── DATA TO PROCESS

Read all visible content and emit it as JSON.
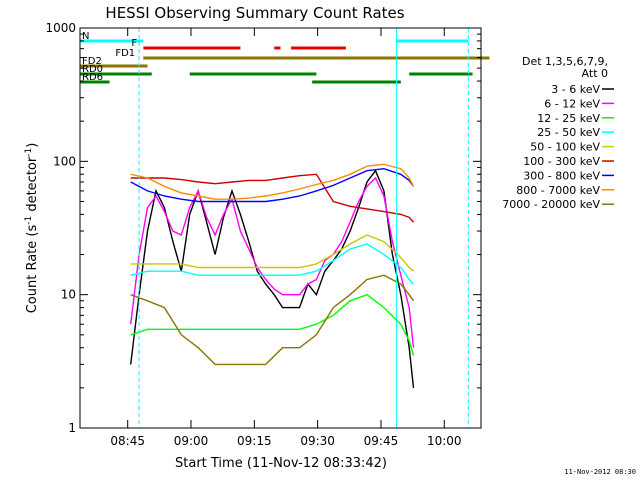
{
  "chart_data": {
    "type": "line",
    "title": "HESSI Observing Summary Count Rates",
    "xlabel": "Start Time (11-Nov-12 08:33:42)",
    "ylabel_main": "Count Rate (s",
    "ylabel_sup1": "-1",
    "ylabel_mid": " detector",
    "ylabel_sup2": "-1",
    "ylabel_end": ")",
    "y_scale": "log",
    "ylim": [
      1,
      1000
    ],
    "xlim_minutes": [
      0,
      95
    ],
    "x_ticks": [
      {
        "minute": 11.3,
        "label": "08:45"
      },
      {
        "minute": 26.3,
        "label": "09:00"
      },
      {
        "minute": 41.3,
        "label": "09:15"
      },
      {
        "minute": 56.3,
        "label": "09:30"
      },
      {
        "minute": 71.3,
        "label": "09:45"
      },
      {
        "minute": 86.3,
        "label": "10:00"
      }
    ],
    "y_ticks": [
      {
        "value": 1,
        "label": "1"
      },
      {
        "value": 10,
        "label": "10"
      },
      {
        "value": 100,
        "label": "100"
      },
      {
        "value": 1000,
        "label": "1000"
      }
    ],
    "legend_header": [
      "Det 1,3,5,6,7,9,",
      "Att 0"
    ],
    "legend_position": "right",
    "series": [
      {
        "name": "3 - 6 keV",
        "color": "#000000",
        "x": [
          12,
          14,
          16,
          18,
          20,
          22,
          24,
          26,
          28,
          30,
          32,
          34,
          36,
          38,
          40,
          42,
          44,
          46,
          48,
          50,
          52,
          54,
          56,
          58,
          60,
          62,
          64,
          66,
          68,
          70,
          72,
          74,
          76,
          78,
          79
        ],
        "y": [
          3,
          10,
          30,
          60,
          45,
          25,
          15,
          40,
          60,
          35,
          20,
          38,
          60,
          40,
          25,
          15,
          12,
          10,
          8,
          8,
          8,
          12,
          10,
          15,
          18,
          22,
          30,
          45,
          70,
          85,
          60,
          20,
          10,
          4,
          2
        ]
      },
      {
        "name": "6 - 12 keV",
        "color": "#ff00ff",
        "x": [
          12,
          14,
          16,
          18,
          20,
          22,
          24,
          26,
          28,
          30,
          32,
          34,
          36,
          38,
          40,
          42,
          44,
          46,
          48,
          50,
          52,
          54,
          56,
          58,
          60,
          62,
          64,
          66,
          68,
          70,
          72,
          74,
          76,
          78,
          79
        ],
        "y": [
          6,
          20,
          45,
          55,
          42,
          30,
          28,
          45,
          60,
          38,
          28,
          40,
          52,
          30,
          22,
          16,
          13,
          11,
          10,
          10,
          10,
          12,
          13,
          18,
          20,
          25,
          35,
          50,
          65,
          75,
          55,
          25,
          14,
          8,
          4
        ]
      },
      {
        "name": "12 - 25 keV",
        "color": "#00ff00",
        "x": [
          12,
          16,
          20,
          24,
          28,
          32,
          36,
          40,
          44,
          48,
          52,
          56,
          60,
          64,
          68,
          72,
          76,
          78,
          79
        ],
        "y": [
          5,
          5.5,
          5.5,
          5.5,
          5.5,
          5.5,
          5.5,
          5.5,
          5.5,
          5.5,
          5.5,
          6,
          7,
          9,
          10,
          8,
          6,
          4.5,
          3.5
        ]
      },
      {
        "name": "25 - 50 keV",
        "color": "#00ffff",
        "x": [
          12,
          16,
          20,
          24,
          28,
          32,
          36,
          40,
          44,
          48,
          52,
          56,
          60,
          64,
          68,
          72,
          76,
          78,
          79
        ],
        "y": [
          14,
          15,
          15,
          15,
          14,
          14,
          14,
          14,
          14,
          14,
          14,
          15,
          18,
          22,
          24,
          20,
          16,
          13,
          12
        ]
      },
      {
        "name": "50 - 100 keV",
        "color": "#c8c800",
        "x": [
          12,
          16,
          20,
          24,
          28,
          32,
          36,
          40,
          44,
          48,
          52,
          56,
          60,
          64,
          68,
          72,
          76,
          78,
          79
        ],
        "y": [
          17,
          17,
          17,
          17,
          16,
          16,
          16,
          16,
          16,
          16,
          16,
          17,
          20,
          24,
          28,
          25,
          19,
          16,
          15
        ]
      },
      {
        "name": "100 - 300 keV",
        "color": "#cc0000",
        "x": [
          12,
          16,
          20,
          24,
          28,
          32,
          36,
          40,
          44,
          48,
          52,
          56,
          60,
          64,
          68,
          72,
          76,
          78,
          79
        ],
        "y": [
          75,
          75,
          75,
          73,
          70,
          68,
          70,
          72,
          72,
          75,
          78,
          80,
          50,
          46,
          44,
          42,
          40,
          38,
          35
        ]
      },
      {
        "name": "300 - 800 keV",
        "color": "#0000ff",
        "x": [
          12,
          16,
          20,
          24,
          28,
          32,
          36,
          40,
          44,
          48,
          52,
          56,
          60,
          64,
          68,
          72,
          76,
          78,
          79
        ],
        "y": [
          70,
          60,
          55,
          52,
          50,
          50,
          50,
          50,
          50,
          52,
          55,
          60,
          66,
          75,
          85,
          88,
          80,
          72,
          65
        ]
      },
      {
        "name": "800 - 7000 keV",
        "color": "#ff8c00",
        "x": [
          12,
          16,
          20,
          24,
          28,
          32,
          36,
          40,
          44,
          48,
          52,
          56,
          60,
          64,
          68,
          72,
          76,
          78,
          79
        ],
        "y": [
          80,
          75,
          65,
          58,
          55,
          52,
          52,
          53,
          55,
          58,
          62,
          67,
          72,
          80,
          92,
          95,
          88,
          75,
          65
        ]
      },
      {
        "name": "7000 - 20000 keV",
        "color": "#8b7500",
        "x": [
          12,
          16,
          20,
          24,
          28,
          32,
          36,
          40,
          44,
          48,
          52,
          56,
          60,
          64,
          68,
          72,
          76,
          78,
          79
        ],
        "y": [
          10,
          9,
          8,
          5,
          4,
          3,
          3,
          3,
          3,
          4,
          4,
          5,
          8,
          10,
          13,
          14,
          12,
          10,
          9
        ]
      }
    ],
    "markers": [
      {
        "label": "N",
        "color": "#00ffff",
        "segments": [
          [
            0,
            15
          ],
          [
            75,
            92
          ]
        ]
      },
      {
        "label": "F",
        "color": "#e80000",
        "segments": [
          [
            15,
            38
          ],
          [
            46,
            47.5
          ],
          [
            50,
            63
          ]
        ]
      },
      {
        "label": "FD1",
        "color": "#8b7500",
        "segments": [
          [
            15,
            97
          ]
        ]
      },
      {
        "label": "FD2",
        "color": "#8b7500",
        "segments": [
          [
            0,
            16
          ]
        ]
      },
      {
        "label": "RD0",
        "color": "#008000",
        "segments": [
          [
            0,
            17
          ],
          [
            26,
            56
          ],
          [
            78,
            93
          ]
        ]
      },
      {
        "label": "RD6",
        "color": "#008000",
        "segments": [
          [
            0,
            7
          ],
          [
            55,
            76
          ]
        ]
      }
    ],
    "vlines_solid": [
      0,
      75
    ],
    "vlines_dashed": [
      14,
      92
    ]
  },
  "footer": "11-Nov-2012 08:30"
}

────
── DATA TO PROCESS

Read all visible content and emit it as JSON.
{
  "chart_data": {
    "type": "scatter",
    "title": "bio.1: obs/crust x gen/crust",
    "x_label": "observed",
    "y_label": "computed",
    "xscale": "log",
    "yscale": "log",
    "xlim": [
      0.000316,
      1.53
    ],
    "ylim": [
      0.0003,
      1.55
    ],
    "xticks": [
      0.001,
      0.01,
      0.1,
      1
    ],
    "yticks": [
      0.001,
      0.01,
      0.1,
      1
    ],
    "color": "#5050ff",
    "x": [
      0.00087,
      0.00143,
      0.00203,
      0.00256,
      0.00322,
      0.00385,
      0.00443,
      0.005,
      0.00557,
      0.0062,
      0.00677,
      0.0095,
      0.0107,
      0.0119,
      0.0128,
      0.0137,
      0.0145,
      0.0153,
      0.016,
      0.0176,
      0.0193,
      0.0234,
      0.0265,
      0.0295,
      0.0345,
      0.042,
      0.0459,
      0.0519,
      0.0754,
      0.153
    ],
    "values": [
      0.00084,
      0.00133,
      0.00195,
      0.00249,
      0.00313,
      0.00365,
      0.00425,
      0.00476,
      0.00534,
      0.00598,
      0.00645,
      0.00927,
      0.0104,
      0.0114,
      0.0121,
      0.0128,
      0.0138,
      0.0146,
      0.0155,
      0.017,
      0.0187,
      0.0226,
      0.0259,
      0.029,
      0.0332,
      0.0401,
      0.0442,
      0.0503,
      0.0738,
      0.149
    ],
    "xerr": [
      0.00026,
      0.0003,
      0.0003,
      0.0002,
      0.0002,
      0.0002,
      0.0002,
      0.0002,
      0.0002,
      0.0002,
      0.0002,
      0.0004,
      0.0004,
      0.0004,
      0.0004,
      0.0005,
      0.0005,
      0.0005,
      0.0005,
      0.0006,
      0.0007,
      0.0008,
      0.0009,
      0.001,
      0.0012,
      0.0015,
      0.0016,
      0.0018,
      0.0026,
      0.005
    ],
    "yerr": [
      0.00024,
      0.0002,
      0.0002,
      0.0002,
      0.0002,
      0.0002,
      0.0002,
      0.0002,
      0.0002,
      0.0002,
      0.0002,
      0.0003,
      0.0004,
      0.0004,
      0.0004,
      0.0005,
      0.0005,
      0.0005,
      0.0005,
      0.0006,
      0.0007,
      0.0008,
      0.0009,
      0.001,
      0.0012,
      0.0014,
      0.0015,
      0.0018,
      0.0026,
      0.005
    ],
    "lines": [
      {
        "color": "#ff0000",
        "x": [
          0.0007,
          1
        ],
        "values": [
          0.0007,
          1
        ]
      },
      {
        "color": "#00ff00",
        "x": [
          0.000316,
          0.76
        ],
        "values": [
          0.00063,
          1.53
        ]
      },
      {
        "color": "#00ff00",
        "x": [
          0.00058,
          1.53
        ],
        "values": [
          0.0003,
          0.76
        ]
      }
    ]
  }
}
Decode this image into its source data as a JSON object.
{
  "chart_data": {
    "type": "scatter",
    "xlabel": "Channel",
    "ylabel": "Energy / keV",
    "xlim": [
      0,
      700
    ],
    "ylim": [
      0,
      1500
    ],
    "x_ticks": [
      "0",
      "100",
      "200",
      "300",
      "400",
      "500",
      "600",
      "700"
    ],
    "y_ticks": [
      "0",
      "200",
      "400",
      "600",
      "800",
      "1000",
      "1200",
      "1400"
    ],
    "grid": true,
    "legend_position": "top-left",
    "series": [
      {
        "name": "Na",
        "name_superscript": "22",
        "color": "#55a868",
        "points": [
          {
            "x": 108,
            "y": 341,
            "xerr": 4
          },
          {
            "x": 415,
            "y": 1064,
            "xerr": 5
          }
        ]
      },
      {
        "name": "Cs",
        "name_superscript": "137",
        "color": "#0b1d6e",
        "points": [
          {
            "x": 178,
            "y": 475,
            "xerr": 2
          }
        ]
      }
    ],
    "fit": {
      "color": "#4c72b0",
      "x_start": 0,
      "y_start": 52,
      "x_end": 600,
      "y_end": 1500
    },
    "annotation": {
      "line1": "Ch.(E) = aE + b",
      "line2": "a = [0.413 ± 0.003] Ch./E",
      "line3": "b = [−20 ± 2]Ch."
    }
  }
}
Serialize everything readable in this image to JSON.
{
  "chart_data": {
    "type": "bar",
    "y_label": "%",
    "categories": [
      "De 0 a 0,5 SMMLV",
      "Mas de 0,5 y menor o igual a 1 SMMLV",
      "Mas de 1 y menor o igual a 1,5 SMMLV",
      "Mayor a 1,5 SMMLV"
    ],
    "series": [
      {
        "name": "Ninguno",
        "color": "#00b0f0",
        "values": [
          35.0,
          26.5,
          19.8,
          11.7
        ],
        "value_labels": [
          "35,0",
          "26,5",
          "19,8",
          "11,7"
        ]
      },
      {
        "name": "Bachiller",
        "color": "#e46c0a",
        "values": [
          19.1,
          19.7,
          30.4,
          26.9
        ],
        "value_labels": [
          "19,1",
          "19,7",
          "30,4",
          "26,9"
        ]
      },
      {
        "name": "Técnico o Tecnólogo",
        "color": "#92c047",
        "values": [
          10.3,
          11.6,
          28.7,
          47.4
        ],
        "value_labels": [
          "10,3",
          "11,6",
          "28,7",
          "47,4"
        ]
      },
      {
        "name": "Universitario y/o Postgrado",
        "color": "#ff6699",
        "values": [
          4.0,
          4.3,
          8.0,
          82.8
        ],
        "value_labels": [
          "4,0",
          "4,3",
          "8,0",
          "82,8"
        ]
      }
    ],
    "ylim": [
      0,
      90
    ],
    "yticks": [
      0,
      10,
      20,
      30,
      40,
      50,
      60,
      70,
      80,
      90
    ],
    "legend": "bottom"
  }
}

────
── DATA TO PROCESS

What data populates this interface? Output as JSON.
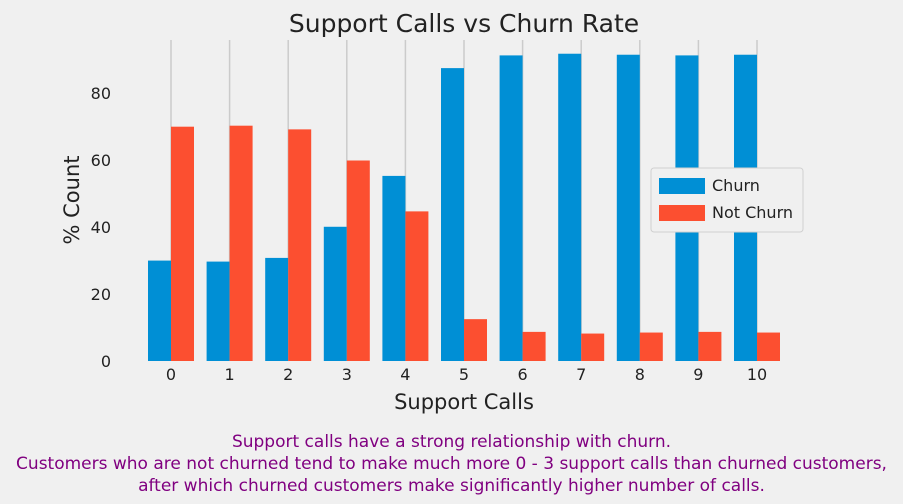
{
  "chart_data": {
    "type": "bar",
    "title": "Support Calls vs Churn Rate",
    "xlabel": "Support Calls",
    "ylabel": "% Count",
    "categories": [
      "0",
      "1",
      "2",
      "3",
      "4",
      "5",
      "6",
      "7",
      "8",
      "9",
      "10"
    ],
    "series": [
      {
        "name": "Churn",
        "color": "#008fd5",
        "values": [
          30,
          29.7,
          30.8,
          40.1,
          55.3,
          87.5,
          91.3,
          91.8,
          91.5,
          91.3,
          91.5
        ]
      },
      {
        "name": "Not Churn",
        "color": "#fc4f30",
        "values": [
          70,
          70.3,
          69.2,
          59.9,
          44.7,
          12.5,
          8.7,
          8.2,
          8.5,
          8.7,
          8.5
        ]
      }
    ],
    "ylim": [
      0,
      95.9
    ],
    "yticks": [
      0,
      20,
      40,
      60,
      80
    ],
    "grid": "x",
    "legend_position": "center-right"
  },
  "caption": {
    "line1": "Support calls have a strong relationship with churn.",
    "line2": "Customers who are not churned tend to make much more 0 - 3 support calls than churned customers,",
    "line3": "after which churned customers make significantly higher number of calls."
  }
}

────

Tell how many lines in the material contain the word "right". Only the number is wanted.

2